## DIRECTIONS FOR THIS TASK:
With the pictures left out, copy the listing below exactly.

## DATA FOR PROCESSING:
.....

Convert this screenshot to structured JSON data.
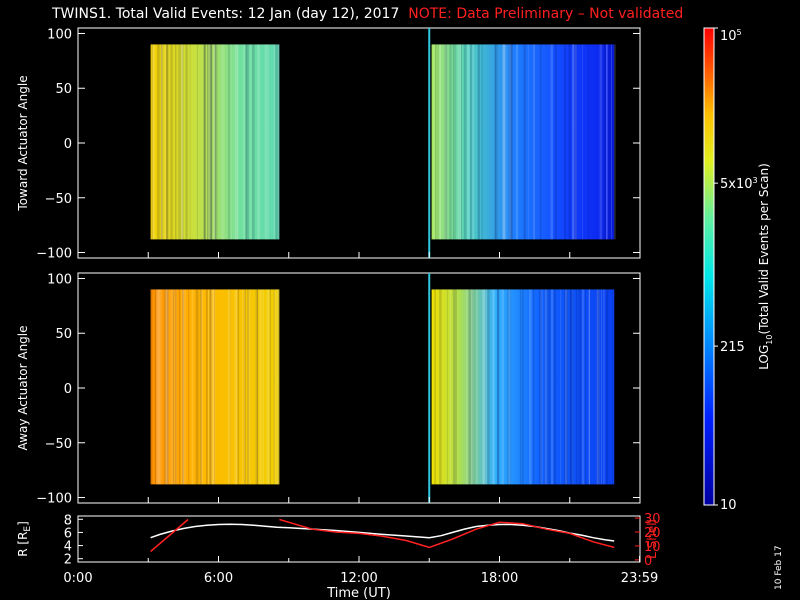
{
  "header": {
    "title_main": "TWINS1. Total Valid Events: 12 Jan (day  12), 2017",
    "title_note": "NOTE: Data Preliminary – Not validated"
  },
  "footer_stamp": "10 Feb 17",
  "colors": {
    "background": "#000000",
    "note": "#ff2020",
    "axis": "#ffffff"
  },
  "chart_data": [
    {
      "type": "heatmap",
      "name": "toward",
      "ylabel": "Toward Actuator Angle",
      "xlim": [
        0,
        24
      ],
      "ylim": [
        -105,
        105
      ],
      "yticks": [
        "100",
        "50",
        "0",
        "−50",
        "−100"
      ],
      "ytick_values": [
        100,
        50,
        0,
        -50,
        -100
      ],
      "data_blocks": [
        {
          "t_start": 3.1,
          "t_end": 8.6,
          "angle_min": -88,
          "angle_max": 90,
          "level": "yellow-green"
        },
        {
          "t_start": 15.1,
          "t_end": 22.9,
          "angle_min": -88,
          "angle_max": 90,
          "level": "green-to-blue"
        }
      ],
      "marker_time": 15.0
    },
    {
      "type": "heatmap",
      "name": "away",
      "ylabel": "Away Actuator Angle",
      "xlim": [
        0,
        24
      ],
      "ylim": [
        -105,
        105
      ],
      "yticks": [
        "100",
        "50",
        "0",
        "−50",
        "−100"
      ],
      "ytick_values": [
        100,
        50,
        0,
        -50,
        -100
      ],
      "data_blocks": [
        {
          "t_start": 3.1,
          "t_end": 8.6,
          "angle_min": -88,
          "angle_max": 90,
          "level": "orange-yellow"
        },
        {
          "t_start": 15.1,
          "t_end": 22.9,
          "angle_min": -88,
          "angle_max": 90,
          "level": "yellow-to-blue"
        }
      ],
      "marker_time": 15.0
    },
    {
      "type": "line",
      "name": "orbit",
      "xlabel": "Time (UT)",
      "ylabel_left": "R [R",
      "ylabel_left_sub": "E",
      "ylabel_left_close": "]",
      "ylabel_right": "L Shell",
      "xticks": [
        "0:00",
        "6:00",
        "12:00",
        "18:00",
        "23:59"
      ],
      "xtick_values": [
        0,
        6,
        12,
        18,
        23.98
      ],
      "yticks_left": [
        "8",
        "6",
        "4",
        "2"
      ],
      "ytick_left_values": [
        8,
        6,
        4,
        2
      ],
      "yticks_right": [
        "30",
        "20",
        "10",
        "0"
      ],
      "ytick_right_values": [
        30,
        20,
        10,
        0
      ],
      "ylim_left": [
        1.5,
        8.5
      ],
      "ylim_right": [
        -1.5,
        31.5
      ],
      "series": [
        {
          "color": "#ffffff",
          "x": [
            3.1,
            3.5,
            4,
            4.5,
            5,
            5.5,
            6,
            6.5,
            7,
            7.5,
            8,
            8.5,
            9,
            10,
            11,
            12,
            13,
            14,
            15,
            15.5,
            16,
            16.5,
            17,
            17.5,
            18,
            18.5,
            19,
            19.5,
            20,
            20.5,
            21,
            21.5,
            22,
            22.5,
            22.9
          ],
          "y": [
            5.2,
            5.7,
            6.2,
            6.6,
            6.9,
            7.1,
            7.2,
            7.25,
            7.2,
            7.1,
            6.95,
            6.8,
            6.7,
            6.5,
            6.3,
            6.0,
            5.7,
            5.45,
            5.2,
            5.5,
            6.0,
            6.5,
            6.9,
            7.1,
            7.2,
            7.2,
            7.1,
            6.9,
            6.6,
            6.3,
            5.9,
            5.6,
            5.2,
            4.9,
            4.7
          ]
        },
        {
          "color": "#ff2020",
          "x": [
            3.1,
            4.7,
            null,
            8.6,
            10,
            11,
            12,
            13,
            14,
            15,
            16,
            17,
            18,
            19,
            20,
            21,
            22,
            22.9
          ],
          "y_right": [
            6,
            29,
            null,
            29,
            22,
            20,
            19,
            17,
            14,
            9,
            15,
            22,
            27,
            26,
            22,
            19,
            13,
            9
          ]
        }
      ]
    },
    {
      "type": "colorbar",
      "name": "colorbar",
      "label": "LOG",
      "label_sub": "10",
      "label_rest": "(Total Valid Events per Scan)",
      "tick_labels": [
        {
          "base": "10",
          "exp": "5",
          "value": 100000
        },
        {
          "base": "5x10",
          "exp": "3",
          "value": 5000
        },
        {
          "base": "215",
          "exp": "",
          "value": 215
        },
        {
          "base": "10",
          "exp": "",
          "value": 10
        }
      ]
    }
  ]
}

.....

## SOLVED EXERCISE:
Convert this screenshot to structured JSON data.
{
  "header": {
    "title_main": "TWINS1. Total Valid Events: 12 Jan (day  12), 2017",
    "title_note": "NOTE: Data Preliminary – Not validated"
  },
  "footer_stamp": "10 Feb 17",
  "colors": {
    "background": "#000000",
    "note": "#ff2020",
    "axis": "#ffffff"
  },
  "chart_data": [
    {
      "type": "heatmap",
      "name": "toward",
      "ylabel": "Toward Actuator Angle",
      "xlim": [
        0,
        24
      ],
      "ylim": [
        -105,
        105
      ],
      "yticks": [
        "100",
        "50",
        "0",
        "−50",
        "−100"
      ],
      "ytick_values": [
        100,
        50,
        0,
        -50,
        -100
      ],
      "data_blocks": [
        {
          "t_start": 3.1,
          "t_end": 8.6,
          "angle_min": -88,
          "angle_max": 90,
          "level": "yellow-green"
        },
        {
          "t_start": 15.1,
          "t_end": 22.9,
          "angle_min": -88,
          "angle_max": 90,
          "level": "green-to-blue"
        }
      ],
      "marker_time": 15.0
    },
    {
      "type": "heatmap",
      "name": "away",
      "ylabel": "Away Actuator Angle",
      "xlim": [
        0,
        24
      ],
      "ylim": [
        -105,
        105
      ],
      "yticks": [
        "100",
        "50",
        "0",
        "−50",
        "−100"
      ],
      "ytick_values": [
        100,
        50,
        0,
        -50,
        -100
      ],
      "data_blocks": [
        {
          "t_start": 3.1,
          "t_end": 8.6,
          "angle_min": -88,
          "angle_max": 90,
          "level": "orange-yellow"
        },
        {
          "t_start": 15.1,
          "t_end": 22.9,
          "angle_min": -88,
          "angle_max": 90,
          "level": "yellow-to-blue"
        }
      ],
      "marker_time": 15.0
    },
    {
      "type": "line",
      "name": "orbit",
      "xlabel": "Time (UT)",
      "ylabel_left": "R [R",
      "ylabel_left_sub": "E",
      "ylabel_left_close": "]",
      "ylabel_right": "L Shell",
      "xticks": [
        "0:00",
        "6:00",
        "12:00",
        "18:00",
        "23:59"
      ],
      "xtick_values": [
        0,
        6,
        12,
        18,
        23.98
      ],
      "yticks_left": [
        "8",
        "6",
        "4",
        "2"
      ],
      "ytick_left_values": [
        8,
        6,
        4,
        2
      ],
      "yticks_right": [
        "30",
        "20",
        "10",
        "0"
      ],
      "ytick_right_values": [
        30,
        20,
        10,
        0
      ],
      "ylim_left": [
        1.5,
        8.5
      ],
      "ylim_right": [
        -1.5,
        31.5
      ],
      "series": [
        {
          "color": "#ffffff",
          "x": [
            3.1,
            3.5,
            4,
            4.5,
            5,
            5.5,
            6,
            6.5,
            7,
            7.5,
            8,
            8.5,
            9,
            10,
            11,
            12,
            13,
            14,
            15,
            15.5,
            16,
            16.5,
            17,
            17.5,
            18,
            18.5,
            19,
            19.5,
            20,
            20.5,
            21,
            21.5,
            22,
            22.5,
            22.9
          ],
          "y": [
            5.2,
            5.7,
            6.2,
            6.6,
            6.9,
            7.1,
            7.2,
            7.25,
            7.2,
            7.1,
            6.95,
            6.8,
            6.7,
            6.5,
            6.3,
            6.0,
            5.7,
            5.45,
            5.2,
            5.5,
            6.0,
            6.5,
            6.9,
            7.1,
            7.2,
            7.2,
            7.1,
            6.9,
            6.6,
            6.3,
            5.9,
            5.6,
            5.2,
            4.9,
            4.7
          ]
        },
        {
          "color": "#ff2020",
          "x": [
            3.1,
            4.7,
            null,
            8.6,
            10,
            11,
            12,
            13,
            14,
            15,
            16,
            17,
            18,
            19,
            20,
            21,
            22,
            22.9
          ],
          "y_right": [
            6,
            29,
            null,
            29,
            22,
            20,
            19,
            17,
            14,
            9,
            15,
            22,
            27,
            26,
            22,
            19,
            13,
            9
          ]
        }
      ]
    },
    {
      "type": "colorbar",
      "name": "colorbar",
      "label": "LOG",
      "label_sub": "10",
      "label_rest": "(Total Valid Events per Scan)",
      "tick_labels": [
        {
          "base": "10",
          "exp": "5",
          "value": 100000
        },
        {
          "base": "5x10",
          "exp": "3",
          "value": 5000
        },
        {
          "base": "215",
          "exp": "",
          "value": 215
        },
        {
          "base": "10",
          "exp": "",
          "value": 10
        }
      ]
    }
  ]
}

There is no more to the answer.